━━━ TASK MATERIAL
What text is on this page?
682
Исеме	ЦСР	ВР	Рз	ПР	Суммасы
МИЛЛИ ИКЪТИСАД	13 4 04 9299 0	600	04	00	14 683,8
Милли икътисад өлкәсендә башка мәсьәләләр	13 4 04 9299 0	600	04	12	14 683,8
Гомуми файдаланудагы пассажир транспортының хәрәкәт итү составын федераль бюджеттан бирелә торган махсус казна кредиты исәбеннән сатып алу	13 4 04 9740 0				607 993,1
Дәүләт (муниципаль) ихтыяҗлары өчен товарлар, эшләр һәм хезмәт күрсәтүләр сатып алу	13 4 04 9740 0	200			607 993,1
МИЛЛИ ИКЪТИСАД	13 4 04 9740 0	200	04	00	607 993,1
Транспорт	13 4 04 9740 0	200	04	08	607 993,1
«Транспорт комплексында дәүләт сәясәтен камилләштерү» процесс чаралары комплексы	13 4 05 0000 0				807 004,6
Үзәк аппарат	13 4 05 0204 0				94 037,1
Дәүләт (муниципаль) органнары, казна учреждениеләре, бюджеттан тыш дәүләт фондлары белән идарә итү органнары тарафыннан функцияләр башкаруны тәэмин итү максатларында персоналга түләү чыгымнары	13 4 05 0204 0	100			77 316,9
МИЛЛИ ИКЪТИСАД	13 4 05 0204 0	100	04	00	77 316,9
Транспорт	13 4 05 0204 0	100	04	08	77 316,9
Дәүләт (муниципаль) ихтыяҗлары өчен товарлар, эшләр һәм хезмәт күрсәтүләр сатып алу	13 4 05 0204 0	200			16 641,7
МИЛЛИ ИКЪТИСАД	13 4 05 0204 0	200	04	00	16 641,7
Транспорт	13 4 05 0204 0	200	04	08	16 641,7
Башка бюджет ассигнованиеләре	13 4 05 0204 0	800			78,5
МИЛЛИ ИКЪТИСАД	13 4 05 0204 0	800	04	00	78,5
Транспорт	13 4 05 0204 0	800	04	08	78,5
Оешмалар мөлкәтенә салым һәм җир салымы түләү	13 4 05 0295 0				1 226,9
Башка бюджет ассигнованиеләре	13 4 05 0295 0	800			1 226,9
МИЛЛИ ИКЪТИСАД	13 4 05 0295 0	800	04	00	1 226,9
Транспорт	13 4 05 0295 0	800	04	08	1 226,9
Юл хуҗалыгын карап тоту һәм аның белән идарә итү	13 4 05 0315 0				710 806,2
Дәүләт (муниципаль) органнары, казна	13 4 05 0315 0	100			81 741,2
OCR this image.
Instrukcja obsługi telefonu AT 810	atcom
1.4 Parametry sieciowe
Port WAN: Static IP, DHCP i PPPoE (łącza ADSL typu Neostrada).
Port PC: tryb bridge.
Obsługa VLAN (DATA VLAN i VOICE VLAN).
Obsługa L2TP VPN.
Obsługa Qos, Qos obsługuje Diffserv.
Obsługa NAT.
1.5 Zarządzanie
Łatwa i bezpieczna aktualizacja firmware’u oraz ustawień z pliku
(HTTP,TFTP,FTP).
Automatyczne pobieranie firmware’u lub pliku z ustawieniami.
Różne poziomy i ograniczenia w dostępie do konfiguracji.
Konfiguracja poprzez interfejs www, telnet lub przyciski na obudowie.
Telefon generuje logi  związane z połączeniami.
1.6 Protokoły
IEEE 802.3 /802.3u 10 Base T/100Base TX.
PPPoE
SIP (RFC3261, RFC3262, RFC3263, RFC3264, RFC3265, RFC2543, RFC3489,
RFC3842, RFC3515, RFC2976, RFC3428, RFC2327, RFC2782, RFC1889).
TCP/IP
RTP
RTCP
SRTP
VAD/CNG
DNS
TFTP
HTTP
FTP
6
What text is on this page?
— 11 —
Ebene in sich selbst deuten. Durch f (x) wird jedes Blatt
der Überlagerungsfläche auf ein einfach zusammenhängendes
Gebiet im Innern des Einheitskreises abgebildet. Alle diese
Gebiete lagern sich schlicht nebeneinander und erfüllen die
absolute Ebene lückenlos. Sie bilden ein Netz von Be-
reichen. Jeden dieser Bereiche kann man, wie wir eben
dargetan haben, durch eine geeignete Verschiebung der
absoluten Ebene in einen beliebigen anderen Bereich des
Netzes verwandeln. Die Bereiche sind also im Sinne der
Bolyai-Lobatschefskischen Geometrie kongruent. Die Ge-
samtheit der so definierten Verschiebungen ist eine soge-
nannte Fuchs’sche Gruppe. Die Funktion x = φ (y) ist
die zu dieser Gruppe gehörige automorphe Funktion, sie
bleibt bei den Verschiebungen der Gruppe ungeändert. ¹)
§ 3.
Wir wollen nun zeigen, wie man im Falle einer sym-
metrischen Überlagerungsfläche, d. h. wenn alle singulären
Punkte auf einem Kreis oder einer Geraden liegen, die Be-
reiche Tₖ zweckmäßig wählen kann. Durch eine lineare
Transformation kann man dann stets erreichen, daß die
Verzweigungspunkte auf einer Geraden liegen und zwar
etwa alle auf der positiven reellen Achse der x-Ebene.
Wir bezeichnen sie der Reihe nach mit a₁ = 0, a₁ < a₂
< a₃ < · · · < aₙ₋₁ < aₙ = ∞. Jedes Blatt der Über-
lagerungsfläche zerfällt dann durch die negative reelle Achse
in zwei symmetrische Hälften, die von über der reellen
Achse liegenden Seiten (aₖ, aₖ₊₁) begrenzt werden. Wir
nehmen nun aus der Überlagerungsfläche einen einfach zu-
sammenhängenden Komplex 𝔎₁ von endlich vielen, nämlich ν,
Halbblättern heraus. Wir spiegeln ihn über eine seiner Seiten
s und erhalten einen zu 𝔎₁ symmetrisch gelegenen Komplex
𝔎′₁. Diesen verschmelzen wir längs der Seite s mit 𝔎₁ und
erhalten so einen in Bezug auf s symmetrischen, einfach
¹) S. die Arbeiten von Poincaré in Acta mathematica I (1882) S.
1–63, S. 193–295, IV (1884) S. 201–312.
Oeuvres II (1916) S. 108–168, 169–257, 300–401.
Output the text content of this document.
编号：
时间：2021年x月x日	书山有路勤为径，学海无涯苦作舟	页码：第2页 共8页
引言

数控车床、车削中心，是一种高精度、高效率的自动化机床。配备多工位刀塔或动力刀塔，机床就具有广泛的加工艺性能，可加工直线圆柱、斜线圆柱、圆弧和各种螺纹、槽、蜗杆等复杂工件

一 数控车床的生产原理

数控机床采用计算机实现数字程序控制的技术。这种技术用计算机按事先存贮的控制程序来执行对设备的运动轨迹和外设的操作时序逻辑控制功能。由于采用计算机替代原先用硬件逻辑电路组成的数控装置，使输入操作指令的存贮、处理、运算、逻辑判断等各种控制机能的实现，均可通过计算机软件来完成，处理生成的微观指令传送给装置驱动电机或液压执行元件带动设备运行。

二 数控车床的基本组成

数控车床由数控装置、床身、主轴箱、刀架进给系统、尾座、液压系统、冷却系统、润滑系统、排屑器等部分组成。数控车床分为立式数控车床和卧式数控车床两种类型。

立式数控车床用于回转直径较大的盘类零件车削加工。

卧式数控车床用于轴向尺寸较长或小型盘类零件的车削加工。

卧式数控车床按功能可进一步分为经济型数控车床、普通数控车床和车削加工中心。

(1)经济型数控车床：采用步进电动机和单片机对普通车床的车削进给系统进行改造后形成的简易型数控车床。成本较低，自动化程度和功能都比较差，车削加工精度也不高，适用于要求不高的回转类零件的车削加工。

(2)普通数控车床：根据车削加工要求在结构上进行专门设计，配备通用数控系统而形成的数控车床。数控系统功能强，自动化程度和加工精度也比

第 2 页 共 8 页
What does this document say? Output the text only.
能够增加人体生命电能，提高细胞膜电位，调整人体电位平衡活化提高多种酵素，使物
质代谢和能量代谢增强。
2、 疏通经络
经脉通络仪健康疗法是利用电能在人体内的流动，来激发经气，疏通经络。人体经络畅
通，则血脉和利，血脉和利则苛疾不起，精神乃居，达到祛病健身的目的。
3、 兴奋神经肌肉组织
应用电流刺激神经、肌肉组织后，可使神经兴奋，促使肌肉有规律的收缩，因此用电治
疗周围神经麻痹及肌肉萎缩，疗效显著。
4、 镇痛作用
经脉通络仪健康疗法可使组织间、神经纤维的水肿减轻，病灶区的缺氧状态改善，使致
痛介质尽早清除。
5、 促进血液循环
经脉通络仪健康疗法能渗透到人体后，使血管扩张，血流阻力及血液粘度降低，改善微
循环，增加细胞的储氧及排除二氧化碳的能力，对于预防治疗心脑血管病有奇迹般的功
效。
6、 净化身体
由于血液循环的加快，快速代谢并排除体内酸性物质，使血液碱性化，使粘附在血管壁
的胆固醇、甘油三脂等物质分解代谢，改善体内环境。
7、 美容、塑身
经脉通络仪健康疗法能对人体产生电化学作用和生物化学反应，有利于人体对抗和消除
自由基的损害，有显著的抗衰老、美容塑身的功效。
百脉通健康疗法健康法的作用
━━━━━━
THE REQUEST –
Look through the listing above and count the lines where the string "күрсәтүләр" appears. Report the number only.

FINAL ANSWER –
2